**Data in this exercise:**
>>>
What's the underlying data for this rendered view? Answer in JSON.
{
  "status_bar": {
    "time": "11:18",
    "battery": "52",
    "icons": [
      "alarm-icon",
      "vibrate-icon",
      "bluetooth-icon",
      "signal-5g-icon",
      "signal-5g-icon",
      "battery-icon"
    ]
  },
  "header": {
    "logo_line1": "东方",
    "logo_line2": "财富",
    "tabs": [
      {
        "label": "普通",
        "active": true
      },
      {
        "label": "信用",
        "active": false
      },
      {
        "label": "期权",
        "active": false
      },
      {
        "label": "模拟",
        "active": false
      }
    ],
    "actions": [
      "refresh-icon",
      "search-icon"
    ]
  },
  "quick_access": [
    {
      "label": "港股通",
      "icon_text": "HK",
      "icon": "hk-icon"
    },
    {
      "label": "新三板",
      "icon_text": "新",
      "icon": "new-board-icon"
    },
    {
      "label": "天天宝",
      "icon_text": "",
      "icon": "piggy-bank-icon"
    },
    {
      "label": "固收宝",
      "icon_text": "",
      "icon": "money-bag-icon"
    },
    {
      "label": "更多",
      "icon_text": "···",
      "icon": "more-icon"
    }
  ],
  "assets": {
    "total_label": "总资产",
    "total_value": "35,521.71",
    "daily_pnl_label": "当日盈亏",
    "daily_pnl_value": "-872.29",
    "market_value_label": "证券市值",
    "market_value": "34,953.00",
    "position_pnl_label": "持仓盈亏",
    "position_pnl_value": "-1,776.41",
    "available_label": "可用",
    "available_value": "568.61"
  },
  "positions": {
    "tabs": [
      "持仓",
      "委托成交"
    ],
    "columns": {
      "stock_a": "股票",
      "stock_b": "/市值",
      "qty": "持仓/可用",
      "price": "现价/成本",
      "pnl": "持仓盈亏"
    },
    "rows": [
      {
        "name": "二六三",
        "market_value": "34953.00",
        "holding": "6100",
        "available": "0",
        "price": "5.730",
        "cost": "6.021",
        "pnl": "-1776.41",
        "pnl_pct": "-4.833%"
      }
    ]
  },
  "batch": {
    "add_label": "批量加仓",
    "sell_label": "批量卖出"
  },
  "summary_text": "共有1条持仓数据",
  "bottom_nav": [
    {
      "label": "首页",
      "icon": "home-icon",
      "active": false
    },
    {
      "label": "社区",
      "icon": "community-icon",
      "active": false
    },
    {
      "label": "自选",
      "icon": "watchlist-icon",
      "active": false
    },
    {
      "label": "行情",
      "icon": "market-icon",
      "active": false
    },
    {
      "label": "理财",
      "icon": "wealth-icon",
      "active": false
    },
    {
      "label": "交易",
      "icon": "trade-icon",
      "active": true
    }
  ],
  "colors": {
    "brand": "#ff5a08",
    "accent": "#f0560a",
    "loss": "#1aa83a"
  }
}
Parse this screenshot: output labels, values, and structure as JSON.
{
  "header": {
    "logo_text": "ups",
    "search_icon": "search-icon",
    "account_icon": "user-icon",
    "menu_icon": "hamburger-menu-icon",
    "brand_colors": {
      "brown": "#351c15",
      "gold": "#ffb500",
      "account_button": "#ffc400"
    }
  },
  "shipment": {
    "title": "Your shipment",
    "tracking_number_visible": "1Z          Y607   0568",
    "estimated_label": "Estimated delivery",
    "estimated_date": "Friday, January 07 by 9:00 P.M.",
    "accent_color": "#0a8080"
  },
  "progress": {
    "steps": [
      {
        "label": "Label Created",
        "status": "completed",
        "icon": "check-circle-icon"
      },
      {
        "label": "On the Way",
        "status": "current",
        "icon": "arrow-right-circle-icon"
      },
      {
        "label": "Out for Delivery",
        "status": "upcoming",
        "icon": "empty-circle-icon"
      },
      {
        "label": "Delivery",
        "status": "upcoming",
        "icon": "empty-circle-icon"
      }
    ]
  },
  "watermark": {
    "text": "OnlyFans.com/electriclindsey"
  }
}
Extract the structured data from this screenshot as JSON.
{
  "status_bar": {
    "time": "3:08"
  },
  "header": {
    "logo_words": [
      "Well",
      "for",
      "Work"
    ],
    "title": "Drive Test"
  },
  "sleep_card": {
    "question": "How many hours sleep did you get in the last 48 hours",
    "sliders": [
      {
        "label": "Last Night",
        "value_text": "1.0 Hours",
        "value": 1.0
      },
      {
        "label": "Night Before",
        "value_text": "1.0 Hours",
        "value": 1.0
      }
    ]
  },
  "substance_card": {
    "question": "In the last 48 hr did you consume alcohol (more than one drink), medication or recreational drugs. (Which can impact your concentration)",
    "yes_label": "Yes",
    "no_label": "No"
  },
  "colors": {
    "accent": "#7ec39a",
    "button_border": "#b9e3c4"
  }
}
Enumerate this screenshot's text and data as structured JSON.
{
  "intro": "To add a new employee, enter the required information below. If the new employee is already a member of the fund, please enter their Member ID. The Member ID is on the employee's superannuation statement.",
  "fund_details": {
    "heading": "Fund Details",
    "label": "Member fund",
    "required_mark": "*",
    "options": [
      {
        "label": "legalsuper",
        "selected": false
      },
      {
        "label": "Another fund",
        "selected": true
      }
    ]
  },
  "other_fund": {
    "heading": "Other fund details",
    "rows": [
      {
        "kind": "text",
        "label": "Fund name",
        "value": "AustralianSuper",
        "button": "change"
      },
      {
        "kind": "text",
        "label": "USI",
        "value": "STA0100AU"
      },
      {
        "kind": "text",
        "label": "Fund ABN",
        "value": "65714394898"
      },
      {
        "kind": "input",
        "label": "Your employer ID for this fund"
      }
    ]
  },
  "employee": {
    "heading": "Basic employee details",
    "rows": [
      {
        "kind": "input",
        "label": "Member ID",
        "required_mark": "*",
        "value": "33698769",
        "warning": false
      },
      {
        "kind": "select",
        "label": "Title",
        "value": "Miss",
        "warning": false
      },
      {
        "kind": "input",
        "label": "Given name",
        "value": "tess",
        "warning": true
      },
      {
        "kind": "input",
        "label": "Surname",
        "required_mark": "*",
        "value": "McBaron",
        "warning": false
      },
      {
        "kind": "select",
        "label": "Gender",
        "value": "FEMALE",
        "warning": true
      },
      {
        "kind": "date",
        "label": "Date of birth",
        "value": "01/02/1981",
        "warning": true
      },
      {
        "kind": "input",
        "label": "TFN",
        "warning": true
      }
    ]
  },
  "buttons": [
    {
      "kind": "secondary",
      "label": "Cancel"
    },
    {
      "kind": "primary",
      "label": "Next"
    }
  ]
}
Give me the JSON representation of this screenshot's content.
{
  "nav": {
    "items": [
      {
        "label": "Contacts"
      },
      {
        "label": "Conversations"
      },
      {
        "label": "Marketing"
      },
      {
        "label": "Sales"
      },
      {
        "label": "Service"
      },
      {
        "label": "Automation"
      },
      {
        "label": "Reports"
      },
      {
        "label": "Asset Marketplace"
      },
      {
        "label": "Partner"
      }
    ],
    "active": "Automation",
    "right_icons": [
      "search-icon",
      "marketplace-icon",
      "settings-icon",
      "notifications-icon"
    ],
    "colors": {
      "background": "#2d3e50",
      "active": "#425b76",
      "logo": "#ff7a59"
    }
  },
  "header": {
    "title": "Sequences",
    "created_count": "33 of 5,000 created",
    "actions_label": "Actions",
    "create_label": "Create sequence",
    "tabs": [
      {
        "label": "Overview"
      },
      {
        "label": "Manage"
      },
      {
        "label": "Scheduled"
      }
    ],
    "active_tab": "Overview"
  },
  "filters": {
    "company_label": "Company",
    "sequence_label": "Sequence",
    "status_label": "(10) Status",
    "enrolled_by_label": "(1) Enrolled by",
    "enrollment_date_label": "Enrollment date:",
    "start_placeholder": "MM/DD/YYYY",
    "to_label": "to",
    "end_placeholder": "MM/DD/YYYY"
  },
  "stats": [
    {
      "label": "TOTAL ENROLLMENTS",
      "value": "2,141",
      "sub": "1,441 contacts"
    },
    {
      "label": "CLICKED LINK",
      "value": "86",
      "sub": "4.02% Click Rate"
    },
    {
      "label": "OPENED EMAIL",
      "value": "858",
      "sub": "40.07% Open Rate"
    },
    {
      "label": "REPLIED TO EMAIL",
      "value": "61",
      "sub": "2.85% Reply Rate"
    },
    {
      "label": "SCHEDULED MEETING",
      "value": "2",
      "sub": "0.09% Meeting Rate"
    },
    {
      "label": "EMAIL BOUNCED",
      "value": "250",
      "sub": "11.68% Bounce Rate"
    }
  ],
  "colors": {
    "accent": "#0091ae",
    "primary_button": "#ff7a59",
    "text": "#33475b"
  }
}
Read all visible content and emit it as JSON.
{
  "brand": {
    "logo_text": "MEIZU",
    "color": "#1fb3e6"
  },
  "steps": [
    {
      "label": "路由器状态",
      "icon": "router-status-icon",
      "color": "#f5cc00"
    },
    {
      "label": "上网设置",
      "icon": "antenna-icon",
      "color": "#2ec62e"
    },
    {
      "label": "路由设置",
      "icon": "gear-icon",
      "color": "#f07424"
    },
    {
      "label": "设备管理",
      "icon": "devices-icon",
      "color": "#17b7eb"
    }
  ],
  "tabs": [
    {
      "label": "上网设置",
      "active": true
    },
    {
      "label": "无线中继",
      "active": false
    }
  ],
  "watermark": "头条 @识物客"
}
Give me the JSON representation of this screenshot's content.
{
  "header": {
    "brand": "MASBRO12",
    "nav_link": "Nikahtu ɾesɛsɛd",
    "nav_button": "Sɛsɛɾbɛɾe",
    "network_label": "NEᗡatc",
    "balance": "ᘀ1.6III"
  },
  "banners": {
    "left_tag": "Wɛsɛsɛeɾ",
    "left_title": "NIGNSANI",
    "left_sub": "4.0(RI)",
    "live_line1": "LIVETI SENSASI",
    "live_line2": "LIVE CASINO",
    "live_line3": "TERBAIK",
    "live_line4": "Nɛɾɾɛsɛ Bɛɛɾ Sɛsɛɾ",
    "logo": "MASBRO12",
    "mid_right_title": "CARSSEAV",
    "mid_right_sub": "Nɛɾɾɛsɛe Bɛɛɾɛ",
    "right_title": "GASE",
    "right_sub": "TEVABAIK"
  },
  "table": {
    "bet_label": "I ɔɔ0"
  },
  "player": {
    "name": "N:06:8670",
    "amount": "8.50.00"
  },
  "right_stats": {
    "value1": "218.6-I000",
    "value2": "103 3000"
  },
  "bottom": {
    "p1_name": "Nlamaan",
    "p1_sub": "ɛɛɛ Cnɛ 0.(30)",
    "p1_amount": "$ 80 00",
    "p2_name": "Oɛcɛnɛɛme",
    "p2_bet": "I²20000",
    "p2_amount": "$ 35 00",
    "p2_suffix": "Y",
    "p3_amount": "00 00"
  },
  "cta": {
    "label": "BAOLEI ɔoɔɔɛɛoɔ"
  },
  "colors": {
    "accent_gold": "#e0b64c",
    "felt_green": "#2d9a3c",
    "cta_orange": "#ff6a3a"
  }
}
<<<
**Work to be completed:**
Looking at the listing above, count the lines that contain "circle" and give nothing but the number.

**Output of the task:**
4